Records supplied:
+ + +
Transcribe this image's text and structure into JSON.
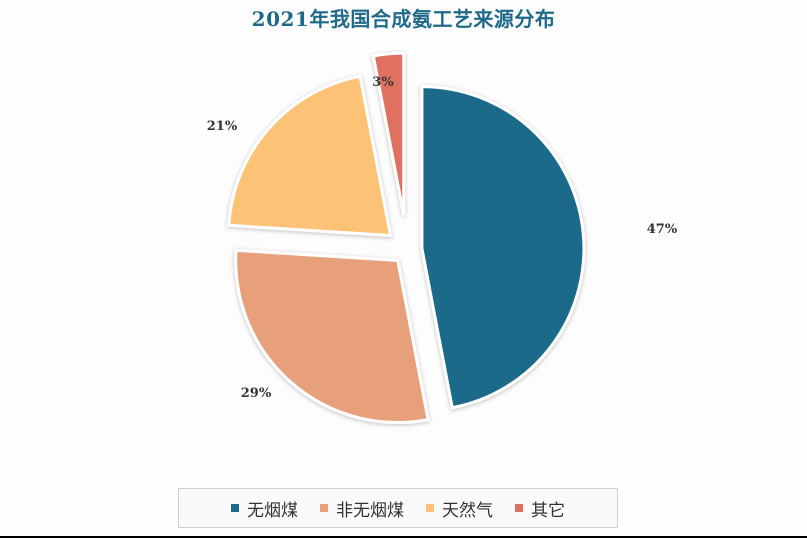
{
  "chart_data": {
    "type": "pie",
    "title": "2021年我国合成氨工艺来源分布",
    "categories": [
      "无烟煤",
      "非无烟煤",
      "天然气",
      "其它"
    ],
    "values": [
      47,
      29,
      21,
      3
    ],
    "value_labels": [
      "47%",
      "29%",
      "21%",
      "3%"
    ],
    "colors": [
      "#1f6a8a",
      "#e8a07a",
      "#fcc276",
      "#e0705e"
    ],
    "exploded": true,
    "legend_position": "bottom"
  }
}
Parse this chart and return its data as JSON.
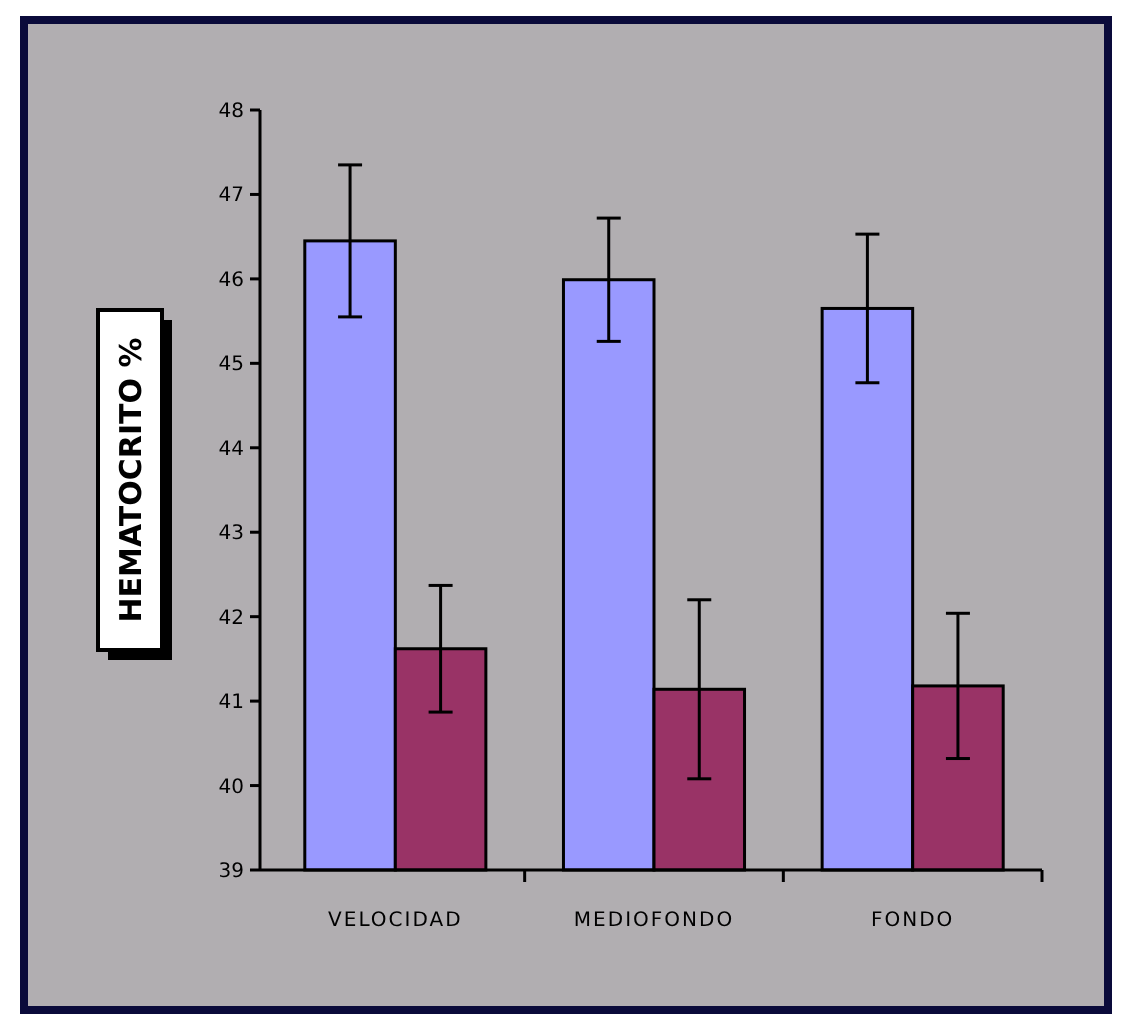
+ + +
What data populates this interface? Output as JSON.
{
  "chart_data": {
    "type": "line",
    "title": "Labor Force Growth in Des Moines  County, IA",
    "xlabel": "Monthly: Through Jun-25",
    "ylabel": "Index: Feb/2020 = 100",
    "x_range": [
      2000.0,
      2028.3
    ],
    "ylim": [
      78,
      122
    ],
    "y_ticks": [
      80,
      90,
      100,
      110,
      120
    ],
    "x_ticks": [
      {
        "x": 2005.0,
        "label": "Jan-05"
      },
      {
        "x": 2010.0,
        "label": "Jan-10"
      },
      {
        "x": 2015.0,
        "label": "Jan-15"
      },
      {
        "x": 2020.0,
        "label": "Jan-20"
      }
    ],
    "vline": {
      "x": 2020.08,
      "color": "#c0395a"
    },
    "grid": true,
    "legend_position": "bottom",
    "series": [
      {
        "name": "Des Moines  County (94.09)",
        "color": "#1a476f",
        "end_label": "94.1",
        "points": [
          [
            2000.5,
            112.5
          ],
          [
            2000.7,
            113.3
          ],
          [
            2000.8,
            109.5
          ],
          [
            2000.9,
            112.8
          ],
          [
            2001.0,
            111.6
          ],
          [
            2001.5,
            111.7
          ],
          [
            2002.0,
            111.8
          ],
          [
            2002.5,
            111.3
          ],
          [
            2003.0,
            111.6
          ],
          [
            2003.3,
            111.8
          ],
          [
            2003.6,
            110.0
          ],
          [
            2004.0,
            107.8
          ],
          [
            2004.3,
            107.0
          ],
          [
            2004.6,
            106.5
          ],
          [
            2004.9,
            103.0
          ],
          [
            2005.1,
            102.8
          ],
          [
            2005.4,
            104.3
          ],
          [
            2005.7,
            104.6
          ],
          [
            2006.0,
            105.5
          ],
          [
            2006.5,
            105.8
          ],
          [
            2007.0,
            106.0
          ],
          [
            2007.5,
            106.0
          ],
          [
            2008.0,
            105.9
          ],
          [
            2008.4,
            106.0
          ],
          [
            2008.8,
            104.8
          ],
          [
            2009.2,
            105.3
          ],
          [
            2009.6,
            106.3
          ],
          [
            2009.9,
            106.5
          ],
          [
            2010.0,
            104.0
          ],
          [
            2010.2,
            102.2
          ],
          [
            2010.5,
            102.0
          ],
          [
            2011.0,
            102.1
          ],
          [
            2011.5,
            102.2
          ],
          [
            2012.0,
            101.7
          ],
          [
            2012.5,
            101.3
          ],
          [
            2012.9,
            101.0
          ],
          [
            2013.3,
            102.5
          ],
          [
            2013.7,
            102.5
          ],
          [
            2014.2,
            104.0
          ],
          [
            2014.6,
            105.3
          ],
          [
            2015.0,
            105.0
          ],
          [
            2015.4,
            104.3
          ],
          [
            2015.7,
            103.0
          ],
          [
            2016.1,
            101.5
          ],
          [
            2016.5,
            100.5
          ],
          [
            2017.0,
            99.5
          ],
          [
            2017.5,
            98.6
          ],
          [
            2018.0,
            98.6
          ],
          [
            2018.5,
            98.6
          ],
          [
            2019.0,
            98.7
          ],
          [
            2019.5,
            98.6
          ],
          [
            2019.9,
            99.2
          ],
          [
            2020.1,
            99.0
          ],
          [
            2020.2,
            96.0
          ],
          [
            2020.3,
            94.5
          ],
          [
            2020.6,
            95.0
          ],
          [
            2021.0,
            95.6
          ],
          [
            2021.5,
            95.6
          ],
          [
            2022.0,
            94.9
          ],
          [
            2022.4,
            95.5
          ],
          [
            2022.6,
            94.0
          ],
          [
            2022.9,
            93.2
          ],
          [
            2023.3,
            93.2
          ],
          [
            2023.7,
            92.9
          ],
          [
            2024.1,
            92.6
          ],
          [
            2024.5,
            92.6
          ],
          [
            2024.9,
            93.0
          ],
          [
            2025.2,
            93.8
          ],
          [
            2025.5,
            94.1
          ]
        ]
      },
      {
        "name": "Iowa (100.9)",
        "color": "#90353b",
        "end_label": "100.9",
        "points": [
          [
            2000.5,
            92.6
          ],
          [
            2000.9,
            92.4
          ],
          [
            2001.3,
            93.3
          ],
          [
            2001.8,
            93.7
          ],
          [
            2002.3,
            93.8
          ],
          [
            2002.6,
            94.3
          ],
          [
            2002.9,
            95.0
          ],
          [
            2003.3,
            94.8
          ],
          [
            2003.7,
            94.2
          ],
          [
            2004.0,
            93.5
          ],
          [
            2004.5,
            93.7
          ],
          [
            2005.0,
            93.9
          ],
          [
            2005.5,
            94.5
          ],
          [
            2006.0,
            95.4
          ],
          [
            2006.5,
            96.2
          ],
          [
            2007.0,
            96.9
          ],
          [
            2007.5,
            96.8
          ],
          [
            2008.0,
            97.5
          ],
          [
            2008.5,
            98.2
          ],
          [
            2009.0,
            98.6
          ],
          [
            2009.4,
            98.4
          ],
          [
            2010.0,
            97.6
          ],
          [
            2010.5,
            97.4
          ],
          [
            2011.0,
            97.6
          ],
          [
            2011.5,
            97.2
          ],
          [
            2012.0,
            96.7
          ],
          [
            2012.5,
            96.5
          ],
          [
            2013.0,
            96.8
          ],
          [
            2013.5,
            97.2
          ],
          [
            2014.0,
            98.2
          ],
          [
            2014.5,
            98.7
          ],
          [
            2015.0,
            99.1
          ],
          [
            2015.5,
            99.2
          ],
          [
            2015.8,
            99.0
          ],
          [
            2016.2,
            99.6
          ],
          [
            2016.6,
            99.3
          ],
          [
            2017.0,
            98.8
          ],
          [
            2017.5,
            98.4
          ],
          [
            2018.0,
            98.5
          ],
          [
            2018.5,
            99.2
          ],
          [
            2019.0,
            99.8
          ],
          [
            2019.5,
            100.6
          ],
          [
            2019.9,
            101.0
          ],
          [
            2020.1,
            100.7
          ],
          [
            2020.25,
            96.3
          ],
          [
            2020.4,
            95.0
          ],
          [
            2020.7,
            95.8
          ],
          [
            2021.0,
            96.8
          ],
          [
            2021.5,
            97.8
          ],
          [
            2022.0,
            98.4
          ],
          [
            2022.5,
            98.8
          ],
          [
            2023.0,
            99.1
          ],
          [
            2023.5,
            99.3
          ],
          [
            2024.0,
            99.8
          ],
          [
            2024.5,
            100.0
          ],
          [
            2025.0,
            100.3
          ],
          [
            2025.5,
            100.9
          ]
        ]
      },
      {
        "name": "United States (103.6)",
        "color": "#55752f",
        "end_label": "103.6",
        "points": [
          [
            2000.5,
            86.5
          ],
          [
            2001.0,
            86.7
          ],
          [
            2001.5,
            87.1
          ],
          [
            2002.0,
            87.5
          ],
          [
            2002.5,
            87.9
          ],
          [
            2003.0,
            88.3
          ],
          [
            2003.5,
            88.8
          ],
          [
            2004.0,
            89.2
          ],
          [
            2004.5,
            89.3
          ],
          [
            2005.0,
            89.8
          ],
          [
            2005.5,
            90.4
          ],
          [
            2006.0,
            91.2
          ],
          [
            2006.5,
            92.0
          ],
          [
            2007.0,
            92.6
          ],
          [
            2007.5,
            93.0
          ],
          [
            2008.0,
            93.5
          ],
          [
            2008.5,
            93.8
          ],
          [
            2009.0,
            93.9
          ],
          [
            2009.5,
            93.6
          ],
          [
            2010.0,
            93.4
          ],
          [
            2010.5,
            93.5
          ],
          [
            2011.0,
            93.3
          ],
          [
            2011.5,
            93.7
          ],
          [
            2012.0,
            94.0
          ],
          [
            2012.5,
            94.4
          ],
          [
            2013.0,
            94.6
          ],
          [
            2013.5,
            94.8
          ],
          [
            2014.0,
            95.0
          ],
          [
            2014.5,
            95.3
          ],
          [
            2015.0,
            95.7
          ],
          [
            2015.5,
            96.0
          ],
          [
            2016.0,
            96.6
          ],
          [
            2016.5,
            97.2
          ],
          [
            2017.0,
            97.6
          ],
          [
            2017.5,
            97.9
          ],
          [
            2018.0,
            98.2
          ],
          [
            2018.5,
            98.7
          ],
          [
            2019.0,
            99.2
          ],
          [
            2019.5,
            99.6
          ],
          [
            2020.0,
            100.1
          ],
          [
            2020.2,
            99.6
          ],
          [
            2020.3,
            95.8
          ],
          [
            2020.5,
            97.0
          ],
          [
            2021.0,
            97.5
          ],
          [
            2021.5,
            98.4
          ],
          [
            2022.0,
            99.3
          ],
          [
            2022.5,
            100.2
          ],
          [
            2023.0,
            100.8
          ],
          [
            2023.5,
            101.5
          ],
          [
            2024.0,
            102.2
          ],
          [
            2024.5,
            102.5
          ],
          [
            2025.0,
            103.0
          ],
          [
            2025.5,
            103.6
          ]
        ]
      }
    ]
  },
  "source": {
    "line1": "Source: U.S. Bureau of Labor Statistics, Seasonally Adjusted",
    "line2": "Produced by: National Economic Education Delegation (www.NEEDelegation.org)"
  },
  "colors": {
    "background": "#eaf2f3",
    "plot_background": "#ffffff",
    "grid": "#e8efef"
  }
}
+ + +
Copy word for word only the lines above from the one with "Transcribe this image's" through the one with "Parse this chart and return its data as JSON.". Leave pictures out.

Transcribe this image's text and structure into JSON.
{
  "chart_data": {
    "type": "pie",
    "title": "2021年我国合成氨工艺来源分布",
    "categories": [
      "无烟煤",
      "非无烟煤",
      "天然气",
      "其它"
    ],
    "values": [
      47,
      29,
      21,
      3
    ],
    "value_labels": [
      "47%",
      "29%",
      "21%",
      "3%"
    ],
    "colors": [
      "#1f6a8a",
      "#e8a07a",
      "#fcc276",
      "#e0705e"
    ],
    "exploded": true,
    "legend_position": "bottom"
  }
}
Parse this chart and return its data as JSON.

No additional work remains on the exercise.